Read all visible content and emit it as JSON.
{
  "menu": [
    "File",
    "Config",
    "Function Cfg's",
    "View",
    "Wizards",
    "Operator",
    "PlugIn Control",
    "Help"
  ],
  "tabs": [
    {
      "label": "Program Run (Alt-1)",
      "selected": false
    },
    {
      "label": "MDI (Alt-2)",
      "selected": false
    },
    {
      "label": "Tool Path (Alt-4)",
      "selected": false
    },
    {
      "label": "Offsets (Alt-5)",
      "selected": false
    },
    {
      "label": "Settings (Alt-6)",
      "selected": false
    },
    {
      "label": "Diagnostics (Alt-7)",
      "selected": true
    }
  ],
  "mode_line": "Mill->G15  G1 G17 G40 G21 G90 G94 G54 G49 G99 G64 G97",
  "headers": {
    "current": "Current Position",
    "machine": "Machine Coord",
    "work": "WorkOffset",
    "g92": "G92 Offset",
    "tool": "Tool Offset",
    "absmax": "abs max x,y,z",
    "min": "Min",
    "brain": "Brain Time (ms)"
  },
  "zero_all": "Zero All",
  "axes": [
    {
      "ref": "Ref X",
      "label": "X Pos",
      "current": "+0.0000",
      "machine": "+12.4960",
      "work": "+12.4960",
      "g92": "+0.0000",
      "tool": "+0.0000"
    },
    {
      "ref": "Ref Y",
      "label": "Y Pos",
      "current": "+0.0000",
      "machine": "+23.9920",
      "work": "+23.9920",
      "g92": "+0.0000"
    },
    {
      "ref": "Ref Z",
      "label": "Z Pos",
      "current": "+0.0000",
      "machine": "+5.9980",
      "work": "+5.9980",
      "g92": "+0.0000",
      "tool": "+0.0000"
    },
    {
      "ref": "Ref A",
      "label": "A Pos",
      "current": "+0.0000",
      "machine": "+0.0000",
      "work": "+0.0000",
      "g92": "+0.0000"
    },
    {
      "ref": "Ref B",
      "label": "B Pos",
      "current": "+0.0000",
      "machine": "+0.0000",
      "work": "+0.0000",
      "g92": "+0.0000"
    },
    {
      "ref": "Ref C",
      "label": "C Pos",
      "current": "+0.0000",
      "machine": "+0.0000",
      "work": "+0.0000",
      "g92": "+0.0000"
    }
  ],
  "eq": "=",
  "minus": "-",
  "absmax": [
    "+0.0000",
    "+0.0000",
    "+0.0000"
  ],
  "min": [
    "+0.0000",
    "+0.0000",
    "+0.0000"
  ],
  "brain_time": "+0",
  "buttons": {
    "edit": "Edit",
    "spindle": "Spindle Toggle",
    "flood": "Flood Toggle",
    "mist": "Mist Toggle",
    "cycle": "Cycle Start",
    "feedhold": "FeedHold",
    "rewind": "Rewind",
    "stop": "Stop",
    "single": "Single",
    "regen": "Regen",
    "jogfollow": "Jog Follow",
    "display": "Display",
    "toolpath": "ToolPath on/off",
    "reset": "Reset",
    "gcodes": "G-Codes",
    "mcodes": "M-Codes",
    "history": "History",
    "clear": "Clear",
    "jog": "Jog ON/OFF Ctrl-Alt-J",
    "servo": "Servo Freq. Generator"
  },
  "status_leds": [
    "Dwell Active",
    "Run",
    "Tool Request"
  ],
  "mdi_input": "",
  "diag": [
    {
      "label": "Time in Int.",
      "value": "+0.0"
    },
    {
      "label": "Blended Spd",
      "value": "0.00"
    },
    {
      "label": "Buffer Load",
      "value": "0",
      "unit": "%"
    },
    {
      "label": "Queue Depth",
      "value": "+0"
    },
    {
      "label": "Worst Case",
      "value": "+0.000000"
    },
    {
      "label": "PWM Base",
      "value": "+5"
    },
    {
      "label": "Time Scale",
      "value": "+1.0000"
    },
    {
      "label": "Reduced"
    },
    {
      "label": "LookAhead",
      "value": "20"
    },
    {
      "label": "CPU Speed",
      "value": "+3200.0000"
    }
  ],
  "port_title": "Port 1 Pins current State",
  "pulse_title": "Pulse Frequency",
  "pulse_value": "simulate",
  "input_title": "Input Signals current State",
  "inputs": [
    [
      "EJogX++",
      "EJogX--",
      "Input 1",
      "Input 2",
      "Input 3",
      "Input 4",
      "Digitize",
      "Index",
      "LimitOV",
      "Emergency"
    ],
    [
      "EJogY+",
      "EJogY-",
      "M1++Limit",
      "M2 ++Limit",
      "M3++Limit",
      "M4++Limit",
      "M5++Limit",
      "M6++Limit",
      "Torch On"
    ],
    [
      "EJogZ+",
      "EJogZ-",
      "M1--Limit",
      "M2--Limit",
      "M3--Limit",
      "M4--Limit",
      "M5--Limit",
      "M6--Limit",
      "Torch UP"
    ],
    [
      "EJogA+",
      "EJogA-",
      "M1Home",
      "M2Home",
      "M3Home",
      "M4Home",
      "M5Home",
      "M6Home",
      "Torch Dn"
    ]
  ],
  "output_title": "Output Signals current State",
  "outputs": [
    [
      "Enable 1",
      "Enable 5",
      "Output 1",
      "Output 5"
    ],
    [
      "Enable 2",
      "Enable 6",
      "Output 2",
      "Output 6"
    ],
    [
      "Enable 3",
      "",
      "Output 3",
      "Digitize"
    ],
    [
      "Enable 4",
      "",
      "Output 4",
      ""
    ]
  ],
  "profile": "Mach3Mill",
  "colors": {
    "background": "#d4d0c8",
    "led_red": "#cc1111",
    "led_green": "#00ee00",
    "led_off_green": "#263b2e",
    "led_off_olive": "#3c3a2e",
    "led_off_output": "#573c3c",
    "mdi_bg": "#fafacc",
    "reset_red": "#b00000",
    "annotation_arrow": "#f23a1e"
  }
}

****************

Type out the entries again, word for word.

### Response
Read all visible content and emit it as JSON.
{
  "menu": [
    "File",
    "Config",
    "Function Cfg's",
    "View",
    "Wizards",
    "Operator",
    "PlugIn Control",
    "Help"
  ],
  "tabs": [
    {
      "label": "Program Run (Alt-1)",
      "selected": false
    },
    {
      "label": "MDI (Alt-2)",
      "selected": false
    },
    {
      "label": "Tool Path (Alt-4)",
      "selected": false
    },
    {
      "label": "Offsets (Alt-5)",
      "selected": false
    },
    {
      "label": "Settings (Alt-6)",
      "selected": false
    },
    {
      "label": "Diagnostics (Alt-7)",
      "selected": true
    }
  ],
  "mode_line": "Mill->G15  G1 G17 G40 G21 G90 G94 G54 G49 G99 G64 G97",
  "headers": {
    "current": "Current Position",
    "machine": "Machine Coord",
    "work": "WorkOffset",
    "g92": "G92 Offset",
    "tool": "Tool Offset",
    "absmax": "abs max x,y,z",
    "min": "Min",
    "brain": "Brain Time (ms)"
  },
  "zero_all": "Zero All",
  "axes": [
    {
      "ref": "Ref X",
      "label": "X Pos",
      "current": "+0.0000",
      "machine": "+12.4960",
      "work": "+12.4960",
      "g92": "+0.0000",
      "tool": "+0.0000"
    },
    {
      "ref": "Ref Y",
      "label": "Y Pos",
      "current": "+0.0000",
      "machine": "+23.9920",
      "work": "+23.9920",
      "g92": "+0.0000"
    },
    {
      "ref": "Ref Z",
      "label": "Z Pos",
      "current": "+0.0000",
      "machine": "+5.9980",
      "work": "+5.9980",
      "g92": "+0.0000",
      "tool": "+0.0000"
    },
    {
      "ref": "Ref A",
      "label": "A Pos",
      "current": "+0.0000",
      "machine": "+0.0000",
      "work": "+0.0000",
      "g92": "+0.0000"
    },
    {
      "ref": "Ref B",
      "label": "B Pos",
      "current": "+0.0000",
      "machine": "+0.0000",
      "work": "+0.0000",
      "g92": "+0.0000"
    },
    {
      "ref": "Ref C",
      "label": "C Pos",
      "current": "+0.0000",
      "machine": "+0.0000",
      "work": "+0.0000",
      "g92": "+0.0000"
    }
  ],
  "eq": "=",
  "minus": "-",
  "absmax": [
    "+0.0000",
    "+0.0000",
    "+0.0000"
  ],
  "min": [
    "+0.0000",
    "+0.0000",
    "+0.0000"
  ],
  "brain_time": "+0",
  "buttons": {
    "edit": "Edit",
    "spindle": "Spindle Toggle",
    "flood": "Flood Toggle",
    "mist": "Mist Toggle",
    "cycle": "Cycle Start",
    "feedhold": "FeedHold",
    "rewind": "Rewind",
    "stop": "Stop",
    "single": "Single",
    "regen": "Regen",
    "jogfollow": "Jog Follow",
    "display": "Display",
    "toolpath": "ToolPath on/off",
    "reset": "Reset",
    "gcodes": "G-Codes",
    "mcodes": "M-Codes",
    "history": "History",
    "clear": "Clear",
    "jog": "Jog ON/OFF Ctrl-Alt-J",
    "servo": "Servo Freq. Generator"
  },
  "status_leds": [
    "Dwell Active",
    "Run",
    "Tool Request"
  ],
  "mdi_input": "",
  "diag": [
    {
      "label": "Time in Int.",
      "value": "+0.0"
    },
    {
      "label": "Blended Spd",
      "value": "0.00"
    },
    {
      "label": "Buffer Load",
      "value": "0",
      "unit": "%"
    },
    {
      "label": "Queue Depth",
      "value": "+0"
    },
    {
      "label": "Worst Case",
      "value": "+0.000000"
    },
    {
      "label": "PWM Base",
      "value": "+5"
    },
    {
      "label": "Time Scale",
      "value": "+1.0000"
    },
    {
      "label": "Reduced"
    },
    {
      "label": "LookAhead",
      "value": "20"
    },
    {
      "label": "CPU Speed",
      "value": "+3200.0000"
    }
  ],
  "port_title": "Port 1 Pins current State",
  "pulse_title": "Pulse Frequency",
  "pulse_value": "simulate",
  "input_title": "Input Signals current State",
  "inputs": [
    [
      "EJogX++",
      "EJogX--",
      "Input 1",
      "Input 2",
      "Input 3",
      "Input 4",
      "Digitize",
      "Index",
      "LimitOV",
      "Emergency"
    ],
    [
      "EJogY+",
      "EJogY-",
      "M1++Limit",
      "M2 ++Limit",
      "M3++Limit",
      "M4++Limit",
      "M5++Limit",
      "M6++Limit",
      "Torch On"
    ],
    [
      "EJogZ+",
      "EJogZ-",
      "M1--Limit",
      "M2--Limit",
      "M3--Limit",
      "M4--Limit",
      "M5--Limit",
      "M6--Limit",
      "Torch UP"
    ],
    [
      "EJogA+",
      "EJogA-",
      "M1Home",
      "M2Home",
      "M3Home",
      "M4Home",
      "M5Home",
      "M6Home",
      "Torch Dn"
    ]
  ],
  "output_title": "Output Signals current State",
  "outputs": [
    [
      "Enable 1",
      "Enable 5",
      "Output 1",
      "Output 5"
    ],
    [
      "Enable 2",
      "Enable 6",
      "Output 2",
      "Output 6"
    ],
    [
      "Enable 3",
      "",
      "Output 3",
      "Digitize"
    ],
    [
      "Enable 4",
      "",
      "Output 4",
      ""
    ]
  ],
  "profile": "Mach3Mill",
  "colors": {
    "background": "#d4d0c8",
    "led_red": "#cc1111",
    "led_green": "#00ee00",
    "led_off_green": "#263b2e",
    "led_off_olive": "#3c3a2e",
    "led_off_output": "#573c3c",
    "mdi_bg": "#fafacc",
    "reset_red": "#b00000",
    "annotation_arrow": "#f23a1e"
  }
}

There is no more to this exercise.